- _AIM OF THE TASK_: Return all of the lines below exactly as they are.

- _SUPPLIED RECORDS_:
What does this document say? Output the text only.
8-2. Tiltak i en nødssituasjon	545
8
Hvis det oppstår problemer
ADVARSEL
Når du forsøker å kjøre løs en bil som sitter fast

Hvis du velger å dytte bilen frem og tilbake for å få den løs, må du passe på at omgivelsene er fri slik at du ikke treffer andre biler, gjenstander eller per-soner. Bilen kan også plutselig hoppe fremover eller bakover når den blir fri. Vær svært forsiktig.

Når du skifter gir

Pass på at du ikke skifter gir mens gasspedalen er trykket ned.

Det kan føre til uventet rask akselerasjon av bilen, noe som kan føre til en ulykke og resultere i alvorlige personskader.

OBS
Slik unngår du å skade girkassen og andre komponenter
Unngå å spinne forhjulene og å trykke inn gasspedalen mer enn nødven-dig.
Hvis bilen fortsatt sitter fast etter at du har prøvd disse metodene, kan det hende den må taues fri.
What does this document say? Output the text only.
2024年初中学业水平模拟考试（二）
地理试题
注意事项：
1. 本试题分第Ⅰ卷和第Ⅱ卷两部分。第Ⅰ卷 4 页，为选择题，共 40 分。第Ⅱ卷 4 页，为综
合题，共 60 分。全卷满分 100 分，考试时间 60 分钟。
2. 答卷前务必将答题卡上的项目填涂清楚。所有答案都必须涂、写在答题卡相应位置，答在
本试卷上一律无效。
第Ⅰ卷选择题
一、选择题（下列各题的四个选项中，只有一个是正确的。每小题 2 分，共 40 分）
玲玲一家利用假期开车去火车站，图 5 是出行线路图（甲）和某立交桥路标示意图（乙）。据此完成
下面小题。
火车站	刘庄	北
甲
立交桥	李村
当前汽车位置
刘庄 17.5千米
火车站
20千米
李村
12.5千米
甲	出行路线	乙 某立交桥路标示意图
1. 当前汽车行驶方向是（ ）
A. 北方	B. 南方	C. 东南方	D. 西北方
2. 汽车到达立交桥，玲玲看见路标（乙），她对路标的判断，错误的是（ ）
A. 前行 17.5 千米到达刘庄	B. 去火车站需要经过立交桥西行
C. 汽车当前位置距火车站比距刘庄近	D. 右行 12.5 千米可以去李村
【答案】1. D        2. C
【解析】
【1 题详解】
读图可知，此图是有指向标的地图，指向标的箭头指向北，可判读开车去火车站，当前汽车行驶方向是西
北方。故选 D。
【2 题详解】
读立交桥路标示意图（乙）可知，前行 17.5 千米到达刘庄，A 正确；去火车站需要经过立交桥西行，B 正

- _WRITTEN SOLUTION_:
What does this document say? Output the text only.
8-2. Tiltak i en nødssituasjon	545
8
Hvis det oppstår problemer
ADVARSEL
Når du forsøker å kjøre løs en bil som sitter fast

Hvis du velger å dytte bilen frem og tilbake for å få den løs, må du passe på at omgivelsene er fri slik at du ikke treffer andre biler, gjenstander eller per-soner. Bilen kan også plutselig hoppe fremover eller bakover når den blir fri. Vær svært forsiktig.

Når du skifter gir

Pass på at du ikke skifter gir mens gasspedalen er trykket ned.

Det kan føre til uventet rask akselerasjon av bilen, noe som kan føre til en ulykke og resultere i alvorlige personskader.

OBS
Slik unngår du å skade girkassen og andre komponenter
Unngå å spinne forhjulene og å trykke inn gasspedalen mer enn nødven-dig.
Hvis bilen fortsatt sitter fast etter at du har prøvd disse metodene, kan det hende den må taues fri.
What does this document say? Output the text only.
2024年初中学业水平模拟考试（二）
地理试题
注意事项：
1. 本试题分第Ⅰ卷和第Ⅱ卷两部分。第Ⅰ卷 4 页，为选择题，共 40 分。第Ⅱ卷 4 页，为综
合题，共 60 分。全卷满分 100 分，考试时间 60 分钟。
2. 答卷前务必将答题卡上的项目填涂清楚。所有答案都必须涂、写在答题卡相应位置，答在
本试卷上一律无效。
第Ⅰ卷选择题
一、选择题（下列各题的四个选项中，只有一个是正确的。每小题 2 分，共 40 分）
玲玲一家利用假期开车去火车站，图 5 是出行线路图（甲）和某立交桥路标示意图（乙）。据此完成
下面小题。
火车站	刘庄	北
甲
立交桥	李村
当前汽车位置
刘庄 17.5千米
火车站
20千米
李村
12.5千米
甲	出行路线	乙 某立交桥路标示意图
1. 当前汽车行驶方向是（ ）
A. 北方	B. 南方	C. 东南方	D. 西北方
2. 汽车到达立交桥，玲玲看见路标（乙），她对路标的判断，错误的是（ ）
A. 前行 17.5 千米到达刘庄	B. 去火车站需要经过立交桥西行
C. 汽车当前位置距火车站比距刘庄近	D. 右行 12.5 千米可以去李村
【答案】1. D        2. C
【解析】
【1 题详解】
读图可知，此图是有指向标的地图，指向标的箭头指向北，可判读开车去火车站，当前汽车行驶方向是西
北方。故选 D。
【2 题详解】
读立交桥路标示意图（乙）可知，前行 17.5 千米到达刘庄，A 正确；去火车站需要经过立交桥西行，B 正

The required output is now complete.